> [Saved entries]
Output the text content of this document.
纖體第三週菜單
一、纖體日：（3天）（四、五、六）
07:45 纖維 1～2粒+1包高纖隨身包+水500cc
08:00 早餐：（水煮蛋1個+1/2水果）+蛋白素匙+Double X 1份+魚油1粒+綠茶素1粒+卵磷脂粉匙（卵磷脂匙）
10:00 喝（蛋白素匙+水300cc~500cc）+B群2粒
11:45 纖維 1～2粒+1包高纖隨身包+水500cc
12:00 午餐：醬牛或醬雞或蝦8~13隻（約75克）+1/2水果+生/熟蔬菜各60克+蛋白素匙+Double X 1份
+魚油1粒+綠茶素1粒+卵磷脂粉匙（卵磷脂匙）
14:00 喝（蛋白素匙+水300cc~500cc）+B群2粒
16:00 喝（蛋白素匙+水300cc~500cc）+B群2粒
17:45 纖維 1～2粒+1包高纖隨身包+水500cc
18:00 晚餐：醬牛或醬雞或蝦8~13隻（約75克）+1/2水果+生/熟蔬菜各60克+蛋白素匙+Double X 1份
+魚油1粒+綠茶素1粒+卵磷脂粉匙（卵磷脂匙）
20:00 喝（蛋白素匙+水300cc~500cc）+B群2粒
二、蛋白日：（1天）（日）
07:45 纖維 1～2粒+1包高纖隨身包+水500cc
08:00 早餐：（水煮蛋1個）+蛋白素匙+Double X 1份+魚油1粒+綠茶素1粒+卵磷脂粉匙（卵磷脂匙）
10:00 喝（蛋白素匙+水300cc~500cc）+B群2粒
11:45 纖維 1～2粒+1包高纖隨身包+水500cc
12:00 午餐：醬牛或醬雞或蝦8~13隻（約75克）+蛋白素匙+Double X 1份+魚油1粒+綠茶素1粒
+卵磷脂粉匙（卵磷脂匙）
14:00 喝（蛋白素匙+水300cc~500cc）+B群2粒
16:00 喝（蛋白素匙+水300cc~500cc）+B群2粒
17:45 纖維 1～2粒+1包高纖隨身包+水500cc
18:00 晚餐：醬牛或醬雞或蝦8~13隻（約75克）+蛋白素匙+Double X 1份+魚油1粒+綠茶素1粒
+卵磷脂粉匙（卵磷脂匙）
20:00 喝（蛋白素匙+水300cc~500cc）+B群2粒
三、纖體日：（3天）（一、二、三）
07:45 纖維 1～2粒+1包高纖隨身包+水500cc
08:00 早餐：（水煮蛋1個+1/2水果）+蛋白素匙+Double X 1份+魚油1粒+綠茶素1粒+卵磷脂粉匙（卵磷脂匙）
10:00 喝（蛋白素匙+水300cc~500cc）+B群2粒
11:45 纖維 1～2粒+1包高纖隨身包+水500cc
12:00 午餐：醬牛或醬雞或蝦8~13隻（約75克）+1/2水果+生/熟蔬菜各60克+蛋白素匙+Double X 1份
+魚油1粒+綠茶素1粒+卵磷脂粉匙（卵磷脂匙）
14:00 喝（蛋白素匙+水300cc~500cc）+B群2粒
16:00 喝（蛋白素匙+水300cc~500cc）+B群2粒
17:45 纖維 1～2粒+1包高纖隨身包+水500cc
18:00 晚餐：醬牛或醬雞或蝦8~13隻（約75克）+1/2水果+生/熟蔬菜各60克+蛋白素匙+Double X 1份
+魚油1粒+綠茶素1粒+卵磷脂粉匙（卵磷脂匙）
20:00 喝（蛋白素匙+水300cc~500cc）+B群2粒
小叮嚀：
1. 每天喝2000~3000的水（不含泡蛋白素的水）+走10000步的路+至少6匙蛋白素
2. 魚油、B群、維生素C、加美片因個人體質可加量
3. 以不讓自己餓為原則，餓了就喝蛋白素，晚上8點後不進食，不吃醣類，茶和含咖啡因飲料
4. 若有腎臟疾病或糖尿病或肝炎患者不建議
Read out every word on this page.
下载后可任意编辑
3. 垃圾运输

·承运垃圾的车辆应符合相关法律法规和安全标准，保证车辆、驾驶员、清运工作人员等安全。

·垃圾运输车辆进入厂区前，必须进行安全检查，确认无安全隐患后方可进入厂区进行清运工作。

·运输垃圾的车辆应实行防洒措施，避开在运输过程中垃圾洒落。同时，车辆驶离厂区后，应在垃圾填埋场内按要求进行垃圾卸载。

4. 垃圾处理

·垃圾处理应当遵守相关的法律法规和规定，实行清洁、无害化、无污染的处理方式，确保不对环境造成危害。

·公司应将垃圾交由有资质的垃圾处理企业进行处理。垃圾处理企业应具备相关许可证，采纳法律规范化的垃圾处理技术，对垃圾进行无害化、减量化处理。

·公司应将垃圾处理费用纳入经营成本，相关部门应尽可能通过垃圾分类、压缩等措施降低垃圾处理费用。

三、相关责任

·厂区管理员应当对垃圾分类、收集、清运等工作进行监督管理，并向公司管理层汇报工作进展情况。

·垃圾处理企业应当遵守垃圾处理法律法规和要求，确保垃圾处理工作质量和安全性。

> [EXERCISE DESCRIPTION] Reproduce the complete set of lines precisely as supplied.

> [ANSWER]
Output the text content of this document.
纖體第三週菜單
一、纖體日：（3天）（四、五、六）
07:45 纖維 1～2粒+1包高纖隨身包+水500cc
08:00 早餐：（水煮蛋1個+1/2水果）+蛋白素匙+Double X 1份+魚油1粒+綠茶素1粒+卵磷脂粉匙（卵磷脂匙）
10:00 喝（蛋白素匙+水300cc~500cc）+B群2粒
11:45 纖維 1～2粒+1包高纖隨身包+水500cc
12:00 午餐：醬牛或醬雞或蝦8~13隻（約75克）+1/2水果+生/熟蔬菜各60克+蛋白素匙+Double X 1份
+魚油1粒+綠茶素1粒+卵磷脂粉匙（卵磷脂匙）
14:00 喝（蛋白素匙+水300cc~500cc）+B群2粒
16:00 喝（蛋白素匙+水300cc~500cc）+B群2粒
17:45 纖維 1～2粒+1包高纖隨身包+水500cc
18:00 晚餐：醬牛或醬雞或蝦8~13隻（約75克）+1/2水果+生/熟蔬菜各60克+蛋白素匙+Double X 1份
+魚油1粒+綠茶素1粒+卵磷脂粉匙（卵磷脂匙）
20:00 喝（蛋白素匙+水300cc~500cc）+B群2粒
二、蛋白日：（1天）（日）
07:45 纖維 1～2粒+1包高纖隨身包+水500cc
08:00 早餐：（水煮蛋1個）+蛋白素匙+Double X 1份+魚油1粒+綠茶素1粒+卵磷脂粉匙（卵磷脂匙）
10:00 喝（蛋白素匙+水300cc~500cc）+B群2粒
11:45 纖維 1～2粒+1包高纖隨身包+水500cc
12:00 午餐：醬牛或醬雞或蝦8~13隻（約75克）+蛋白素匙+Double X 1份+魚油1粒+綠茶素1粒
+卵磷脂粉匙（卵磷脂匙）
14:00 喝（蛋白素匙+水300cc~500cc）+B群2粒
16:00 喝（蛋白素匙+水300cc~500cc）+B群2粒
17:45 纖維 1～2粒+1包高纖隨身包+水500cc
18:00 晚餐：醬牛或醬雞或蝦8~13隻（約75克）+蛋白素匙+Double X 1份+魚油1粒+綠茶素1粒
+卵磷脂粉匙（卵磷脂匙）
20:00 喝（蛋白素匙+水300cc~500cc）+B群2粒
三、纖體日：（3天）（一、二、三）
07:45 纖維 1～2粒+1包高纖隨身包+水500cc
08:00 早餐：（水煮蛋1個+1/2水果）+蛋白素匙+Double X 1份+魚油1粒+綠茶素1粒+卵磷脂粉匙（卵磷脂匙）
10:00 喝（蛋白素匙+水300cc~500cc）+B群2粒
11:45 纖維 1～2粒+1包高纖隨身包+水500cc
12:00 午餐：醬牛或醬雞或蝦8~13隻（約75克）+1/2水果+生/熟蔬菜各60克+蛋白素匙+Double X 1份
+魚油1粒+綠茶素1粒+卵磷脂粉匙（卵磷脂匙）
14:00 喝（蛋白素匙+水300cc~500cc）+B群2粒
16:00 喝（蛋白素匙+水300cc~500cc）+B群2粒
17:45 纖維 1～2粒+1包高纖隨身包+水500cc
18:00 晚餐：醬牛或醬雞或蝦8~13隻（約75克）+1/2水果+生/熟蔬菜各60克+蛋白素匙+Double X 1份
+魚油1粒+綠茶素1粒+卵磷脂粉匙（卵磷脂匙）
20:00 喝（蛋白素匙+水300cc~500cc）+B群2粒
小叮嚀：
1. 每天喝2000~3000的水（不含泡蛋白素的水）+走10000步的路+至少6匙蛋白素
2. 魚油、B群、維生素C、加美片因個人體質可加量
3. 以不讓自己餓為原則，餓了就喝蛋白素，晚上8點後不進食，不吃醣類，茶和含咖啡因飲料
4. 若有腎臟疾病或糖尿病或肝炎患者不建議
Read out every word on this page.
下载后可任意编辑
3. 垃圾运输

·承运垃圾的车辆应符合相关法律法规和安全标准，保证车辆、驾驶员、清运工作人员等安全。

·垃圾运输车辆进入厂区前，必须进行安全检查，确认无安全隐患后方可进入厂区进行清运工作。

·运输垃圾的车辆应实行防洒措施，避开在运输过程中垃圾洒落。同时，车辆驶离厂区后，应在垃圾填埋场内按要求进行垃圾卸载。

4. 垃圾处理

·垃圾处理应当遵守相关的法律法规和规定，实行清洁、无害化、无污染的处理方式，确保不对环境造成危害。

·公司应将垃圾交由有资质的垃圾处理企业进行处理。垃圾处理企业应具备相关许可证，采纳法律规范化的垃圾处理技术，对垃圾进行无害化、减量化处理。

·公司应将垃圾处理费用纳入经营成本，相关部门应尽可能通过垃圾分类、压缩等措施降低垃圾处理费用。

三、相关责任

·厂区管理员应当对垃圾分类、收集、清运等工作进行监督管理，并向公司管理层汇报工作进展情况。

·垃圾处理企业应当遵守垃圾处理法律法规和要求，确保垃圾处理工作质量和安全性。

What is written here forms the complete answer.